═════ Stored rows ═════
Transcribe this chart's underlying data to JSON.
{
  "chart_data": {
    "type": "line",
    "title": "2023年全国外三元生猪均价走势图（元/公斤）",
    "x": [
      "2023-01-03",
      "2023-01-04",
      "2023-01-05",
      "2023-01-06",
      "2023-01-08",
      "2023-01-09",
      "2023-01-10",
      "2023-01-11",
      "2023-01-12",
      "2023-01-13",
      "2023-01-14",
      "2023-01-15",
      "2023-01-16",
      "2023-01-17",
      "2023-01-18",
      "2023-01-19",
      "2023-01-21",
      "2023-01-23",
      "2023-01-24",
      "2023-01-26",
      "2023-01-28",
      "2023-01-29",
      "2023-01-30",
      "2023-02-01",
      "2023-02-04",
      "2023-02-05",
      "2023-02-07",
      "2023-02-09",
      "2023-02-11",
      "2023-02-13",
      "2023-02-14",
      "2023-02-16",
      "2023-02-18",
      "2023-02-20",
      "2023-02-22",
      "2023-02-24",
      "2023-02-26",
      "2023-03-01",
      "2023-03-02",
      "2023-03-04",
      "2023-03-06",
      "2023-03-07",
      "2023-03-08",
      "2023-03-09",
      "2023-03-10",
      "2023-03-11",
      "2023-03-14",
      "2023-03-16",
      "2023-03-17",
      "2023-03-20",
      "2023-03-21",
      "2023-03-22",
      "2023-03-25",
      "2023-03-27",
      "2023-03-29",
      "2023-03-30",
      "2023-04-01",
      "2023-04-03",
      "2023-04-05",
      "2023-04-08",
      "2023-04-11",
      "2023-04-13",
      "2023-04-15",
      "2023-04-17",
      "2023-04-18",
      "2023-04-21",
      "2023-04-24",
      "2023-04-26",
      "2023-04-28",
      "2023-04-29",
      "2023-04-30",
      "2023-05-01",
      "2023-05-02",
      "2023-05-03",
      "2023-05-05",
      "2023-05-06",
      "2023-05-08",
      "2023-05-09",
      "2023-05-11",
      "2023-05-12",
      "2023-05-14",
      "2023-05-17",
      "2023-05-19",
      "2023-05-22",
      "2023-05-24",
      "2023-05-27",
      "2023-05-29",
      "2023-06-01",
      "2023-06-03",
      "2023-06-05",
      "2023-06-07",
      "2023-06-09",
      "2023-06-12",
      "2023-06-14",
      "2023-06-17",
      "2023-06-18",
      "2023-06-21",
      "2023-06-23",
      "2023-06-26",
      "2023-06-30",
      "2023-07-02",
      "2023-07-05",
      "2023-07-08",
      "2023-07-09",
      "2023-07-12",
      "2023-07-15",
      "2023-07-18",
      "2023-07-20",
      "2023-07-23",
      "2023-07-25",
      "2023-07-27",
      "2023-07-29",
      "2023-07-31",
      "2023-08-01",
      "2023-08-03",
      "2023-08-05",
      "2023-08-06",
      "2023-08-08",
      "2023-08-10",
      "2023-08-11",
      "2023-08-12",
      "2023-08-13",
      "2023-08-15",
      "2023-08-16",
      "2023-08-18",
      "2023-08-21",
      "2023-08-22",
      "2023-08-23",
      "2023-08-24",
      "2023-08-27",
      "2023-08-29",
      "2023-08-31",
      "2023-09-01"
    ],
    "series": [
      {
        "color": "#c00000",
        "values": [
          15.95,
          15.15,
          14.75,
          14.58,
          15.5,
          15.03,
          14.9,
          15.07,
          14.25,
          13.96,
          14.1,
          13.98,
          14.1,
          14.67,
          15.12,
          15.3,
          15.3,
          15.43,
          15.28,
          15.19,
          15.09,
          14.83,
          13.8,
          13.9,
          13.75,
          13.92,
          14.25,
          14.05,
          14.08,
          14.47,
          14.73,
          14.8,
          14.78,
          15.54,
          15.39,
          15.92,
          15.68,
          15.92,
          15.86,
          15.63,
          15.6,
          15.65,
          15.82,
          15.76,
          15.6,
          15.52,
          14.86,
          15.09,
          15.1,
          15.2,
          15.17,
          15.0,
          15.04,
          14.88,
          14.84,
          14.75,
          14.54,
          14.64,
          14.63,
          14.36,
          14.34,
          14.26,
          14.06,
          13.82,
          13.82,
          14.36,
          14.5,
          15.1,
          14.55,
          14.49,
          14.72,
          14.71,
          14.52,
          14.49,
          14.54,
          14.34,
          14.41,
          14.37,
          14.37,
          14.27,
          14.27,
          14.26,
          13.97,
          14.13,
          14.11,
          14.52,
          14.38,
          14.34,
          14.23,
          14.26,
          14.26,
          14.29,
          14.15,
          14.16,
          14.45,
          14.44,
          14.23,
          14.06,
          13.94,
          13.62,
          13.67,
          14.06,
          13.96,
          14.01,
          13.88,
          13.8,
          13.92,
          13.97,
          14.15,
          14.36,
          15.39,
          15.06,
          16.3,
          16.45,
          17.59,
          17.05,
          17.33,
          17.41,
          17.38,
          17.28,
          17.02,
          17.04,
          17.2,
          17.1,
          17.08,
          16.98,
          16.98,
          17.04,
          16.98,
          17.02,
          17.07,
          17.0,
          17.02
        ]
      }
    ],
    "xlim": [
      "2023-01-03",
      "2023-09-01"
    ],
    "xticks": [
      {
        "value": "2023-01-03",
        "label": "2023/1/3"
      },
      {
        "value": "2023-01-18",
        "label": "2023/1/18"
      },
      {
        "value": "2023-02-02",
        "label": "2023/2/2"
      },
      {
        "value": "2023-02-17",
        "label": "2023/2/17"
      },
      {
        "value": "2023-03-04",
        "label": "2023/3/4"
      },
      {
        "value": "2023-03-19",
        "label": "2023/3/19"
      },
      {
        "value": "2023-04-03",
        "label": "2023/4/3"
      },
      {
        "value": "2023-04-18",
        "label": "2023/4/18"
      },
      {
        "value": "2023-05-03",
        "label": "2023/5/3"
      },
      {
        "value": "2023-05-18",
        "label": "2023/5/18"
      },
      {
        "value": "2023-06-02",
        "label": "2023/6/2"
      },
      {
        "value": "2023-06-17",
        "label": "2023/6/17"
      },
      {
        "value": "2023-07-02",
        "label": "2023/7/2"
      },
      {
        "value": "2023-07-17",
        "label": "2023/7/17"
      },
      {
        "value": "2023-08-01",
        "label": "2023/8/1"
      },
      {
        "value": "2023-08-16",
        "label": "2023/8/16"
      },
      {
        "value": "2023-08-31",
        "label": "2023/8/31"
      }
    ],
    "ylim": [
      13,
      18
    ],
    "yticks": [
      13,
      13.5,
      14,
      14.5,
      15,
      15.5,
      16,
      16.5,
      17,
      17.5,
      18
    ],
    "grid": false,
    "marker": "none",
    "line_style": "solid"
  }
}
═════
[Directions for this task]
Each line of the listing should be copied exactly.

[Result below]
Transcribe this chart's underlying data to JSON.
{
  "chart_data": {
    "type": "line",
    "title": "2023年全国外三元生猪均价走势图（元/公斤）",
    "x": [
      "2023-01-03",
      "2023-01-04",
      "2023-01-05",
      "2023-01-06",
      "2023-01-08",
      "2023-01-09",
      "2023-01-10",
      "2023-01-11",
      "2023-01-12",
      "2023-01-13",
      "2023-01-14",
      "2023-01-15",
      "2023-01-16",
      "2023-01-17",
      "2023-01-18",
      "2023-01-19",
      "2023-01-21",
      "2023-01-23",
      "2023-01-24",
      "2023-01-26",
      "2023-01-28",
      "2023-01-29",
      "2023-01-30",
      "2023-02-01",
      "2023-02-04",
      "2023-02-05",
      "2023-02-07",
      "2023-02-09",
      "2023-02-11",
      "2023-02-13",
      "2023-02-14",
      "2023-02-16",
      "2023-02-18",
      "2023-02-20",
      "2023-02-22",
      "2023-02-24",
      "2023-02-26",
      "2023-03-01",
      "2023-03-02",
      "2023-03-04",
      "2023-03-06",
      "2023-03-07",
      "2023-03-08",
      "2023-03-09",
      "2023-03-10",
      "2023-03-11",
      "2023-03-14",
      "2023-03-16",
      "2023-03-17",
      "2023-03-20",
      "2023-03-21",
      "2023-03-22",
      "2023-03-25",
      "2023-03-27",
      "2023-03-29",
      "2023-03-30",
      "2023-04-01",
      "2023-04-03",
      "2023-04-05",
      "2023-04-08",
      "2023-04-11",
      "2023-04-13",
      "2023-04-15",
      "2023-04-17",
      "2023-04-18",
      "2023-04-21",
      "2023-04-24",
      "2023-04-26",
      "2023-04-28",
      "2023-04-29",
      "2023-04-30",
      "2023-05-01",
      "2023-05-02",
      "2023-05-03",
      "2023-05-05",
      "2023-05-06",
      "2023-05-08",
      "2023-05-09",
      "2023-05-11",
      "2023-05-12",
      "2023-05-14",
      "2023-05-17",
      "2023-05-19",
      "2023-05-22",
      "2023-05-24",
      "2023-05-27",
      "2023-05-29",
      "2023-06-01",
      "2023-06-03",
      "2023-06-05",
      "2023-06-07",
      "2023-06-09",
      "2023-06-12",
      "2023-06-14",
      "2023-06-17",
      "2023-06-18",
      "2023-06-21",
      "2023-06-23",
      "2023-06-26",
      "2023-06-30",
      "2023-07-02",
      "2023-07-05",
      "2023-07-08",
      "2023-07-09",
      "2023-07-12",
      "2023-07-15",
      "2023-07-18",
      "2023-07-20",
      "2023-07-23",
      "2023-07-25",
      "2023-07-27",
      "2023-07-29",
      "2023-07-31",
      "2023-08-01",
      "2023-08-03",
      "2023-08-05",
      "2023-08-06",
      "2023-08-08",
      "2023-08-10",
      "2023-08-11",
      "2023-08-12",
      "2023-08-13",
      "2023-08-15",
      "2023-08-16",
      "2023-08-18",
      "2023-08-21",
      "2023-08-22",
      "2023-08-23",
      "2023-08-24",
      "2023-08-27",
      "2023-08-29",
      "2023-08-31",
      "2023-09-01"
    ],
    "series": [
      {
        "color": "#c00000",
        "values": [
          15.95,
          15.15,
          14.75,
          14.58,
          15.5,
          15.03,
          14.9,
          15.07,
          14.25,
          13.96,
          14.1,
          13.98,
          14.1,
          14.67,
          15.12,
          15.3,
          15.3,
          15.43,
          15.28,
          15.19,
          15.09,
          14.83,
          13.8,
          13.9,
          13.75,
          13.92,
          14.25,
          14.05,
          14.08,
          14.47,
          14.73,
          14.8,
          14.78,
          15.54,
          15.39,
          15.92,
          15.68,
          15.92,
          15.86,
          15.63,
          15.6,
          15.65,
          15.82,
          15.76,
          15.6,
          15.52,
          14.86,
          15.09,
          15.1,
          15.2,
          15.17,
          15.0,
          15.04,
          14.88,
          14.84,
          14.75,
          14.54,
          14.64,
          14.63,
          14.36,
          14.34,
          14.26,
          14.06,
          13.82,
          13.82,
          14.36,
          14.5,
          15.1,
          14.55,
          14.49,
          14.72,
          14.71,
          14.52,
          14.49,
          14.54,
          14.34,
          14.41,
          14.37,
          14.37,
          14.27,
          14.27,
          14.26,
          13.97,
          14.13,
          14.11,
          14.52,
          14.38,
          14.34,
          14.23,
          14.26,
          14.26,
          14.29,
          14.15,
          14.16,
          14.45,
          14.44,
          14.23,
          14.06,
          13.94,
          13.62,
          13.67,
          14.06,
          13.96,
          14.01,
          13.88,
          13.8,
          13.92,
          13.97,
          14.15,
          14.36,
          15.39,
          15.06,
          16.3,
          16.45,
          17.59,
          17.05,
          17.33,
          17.41,
          17.38,
          17.28,
          17.02,
          17.04,
          17.2,
          17.1,
          17.08,
          16.98,
          16.98,
          17.04,
          16.98,
          17.02,
          17.07,
          17.0,
          17.02
        ]
      }
    ],
    "xlim": [
      "2023-01-03",
      "2023-09-01"
    ],
    "xticks": [
      {
        "value": "2023-01-03",
        "label": "2023/1/3"
      },
      {
        "value": "2023-01-18",
        "label": "2023/1/18"
      },
      {
        "value": "2023-02-02",
        "label": "2023/2/2"
      },
      {
        "value": "2023-02-17",
        "label": "2023/2/17"
      },
      {
        "value": "2023-03-04",
        "label": "2023/3/4"
      },
      {
        "value": "2023-03-19",
        "label": "2023/3/19"
      },
      {
        "value": "2023-04-03",
        "label": "2023/4/3"
      },
      {
        "value": "2023-04-18",
        "label": "2023/4/18"
      },
      {
        "value": "2023-05-03",
        "label": "2023/5/3"
      },
      {
        "value": "2023-05-18",
        "label": "2023/5/18"
      },
      {
        "value": "2023-06-02",
        "label": "2023/6/2"
      },
      {
        "value": "2023-06-17",
        "label": "2023/6/17"
      },
      {
        "value": "2023-07-02",
        "label": "2023/7/2"
      },
      {
        "value": "2023-07-17",
        "label": "2023/7/17"
      },
      {
        "value": "2023-08-01",
        "label": "2023/8/1"
      },
      {
        "value": "2023-08-16",
        "label": "2023/8/16"
      },
      {
        "value": "2023-08-31",
        "label": "2023/8/31"
      }
    ],
    "ylim": [
      13,
      18
    ],
    "yticks": [
      13,
      13.5,
      14,
      14.5,
      15,
      15.5,
      16,
      16.5,
      17,
      17.5,
      18
    ],
    "grid": false,
    "marker": "none",
    "line_style": "solid"
  }
}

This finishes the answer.